(Figure content listings)
—————

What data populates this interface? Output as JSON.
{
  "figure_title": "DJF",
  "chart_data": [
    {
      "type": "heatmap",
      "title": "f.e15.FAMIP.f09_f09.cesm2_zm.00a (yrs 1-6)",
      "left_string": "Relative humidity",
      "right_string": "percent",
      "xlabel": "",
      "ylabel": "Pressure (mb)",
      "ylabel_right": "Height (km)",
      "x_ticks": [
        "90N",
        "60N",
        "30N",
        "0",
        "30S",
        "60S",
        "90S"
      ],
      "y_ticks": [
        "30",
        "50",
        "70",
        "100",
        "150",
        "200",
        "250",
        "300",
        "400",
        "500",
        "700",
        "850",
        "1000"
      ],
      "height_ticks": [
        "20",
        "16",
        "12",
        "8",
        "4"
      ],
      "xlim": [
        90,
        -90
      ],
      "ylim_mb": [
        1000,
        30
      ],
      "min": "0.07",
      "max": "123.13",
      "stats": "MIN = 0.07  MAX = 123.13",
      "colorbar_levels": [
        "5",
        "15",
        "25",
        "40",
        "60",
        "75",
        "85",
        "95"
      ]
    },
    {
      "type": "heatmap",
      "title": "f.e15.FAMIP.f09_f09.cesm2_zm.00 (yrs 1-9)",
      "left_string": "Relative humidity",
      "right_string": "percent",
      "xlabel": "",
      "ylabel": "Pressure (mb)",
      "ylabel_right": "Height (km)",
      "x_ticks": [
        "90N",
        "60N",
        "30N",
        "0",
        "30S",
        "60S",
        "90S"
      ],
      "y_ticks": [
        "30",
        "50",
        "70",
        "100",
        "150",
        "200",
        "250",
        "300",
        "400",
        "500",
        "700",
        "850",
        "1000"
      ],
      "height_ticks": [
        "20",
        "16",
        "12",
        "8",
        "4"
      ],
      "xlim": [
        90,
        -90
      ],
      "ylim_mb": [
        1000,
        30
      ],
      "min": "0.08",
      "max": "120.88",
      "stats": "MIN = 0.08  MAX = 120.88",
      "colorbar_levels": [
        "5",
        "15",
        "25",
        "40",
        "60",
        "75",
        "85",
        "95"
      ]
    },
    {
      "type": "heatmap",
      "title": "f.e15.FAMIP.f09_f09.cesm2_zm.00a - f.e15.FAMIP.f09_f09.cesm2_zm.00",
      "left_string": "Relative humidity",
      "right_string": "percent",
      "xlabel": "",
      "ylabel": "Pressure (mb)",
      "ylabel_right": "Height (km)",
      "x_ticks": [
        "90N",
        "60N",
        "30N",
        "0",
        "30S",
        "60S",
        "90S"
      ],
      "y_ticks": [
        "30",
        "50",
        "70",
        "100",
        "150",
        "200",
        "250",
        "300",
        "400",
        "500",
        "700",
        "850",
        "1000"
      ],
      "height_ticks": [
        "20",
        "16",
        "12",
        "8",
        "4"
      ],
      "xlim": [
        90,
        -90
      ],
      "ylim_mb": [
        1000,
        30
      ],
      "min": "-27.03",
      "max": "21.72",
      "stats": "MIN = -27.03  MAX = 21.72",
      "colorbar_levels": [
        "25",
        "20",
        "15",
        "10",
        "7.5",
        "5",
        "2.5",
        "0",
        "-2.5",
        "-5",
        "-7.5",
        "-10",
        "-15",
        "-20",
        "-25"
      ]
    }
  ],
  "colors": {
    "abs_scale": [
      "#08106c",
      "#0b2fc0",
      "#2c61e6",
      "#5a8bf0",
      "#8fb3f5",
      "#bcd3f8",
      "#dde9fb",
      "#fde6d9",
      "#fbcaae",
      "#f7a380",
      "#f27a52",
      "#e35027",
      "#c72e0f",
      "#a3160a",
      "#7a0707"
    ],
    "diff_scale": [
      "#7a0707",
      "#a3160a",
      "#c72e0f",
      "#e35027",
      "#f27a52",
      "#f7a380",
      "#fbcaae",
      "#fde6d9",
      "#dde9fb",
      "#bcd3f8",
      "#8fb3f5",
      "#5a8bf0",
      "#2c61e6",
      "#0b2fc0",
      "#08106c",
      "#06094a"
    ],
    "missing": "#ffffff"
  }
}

—————

** THE EXERCISE **
Filter lines by "stats" and return each hit.

** OUTPUT OF THE EXERCISE **
      "stats": "MIN = 0.07  MAX = 123.13",
      "stats": "MIN = 0.08  MAX = 120.88",
      "stats": "MIN = -27.03  MAX = 21.72",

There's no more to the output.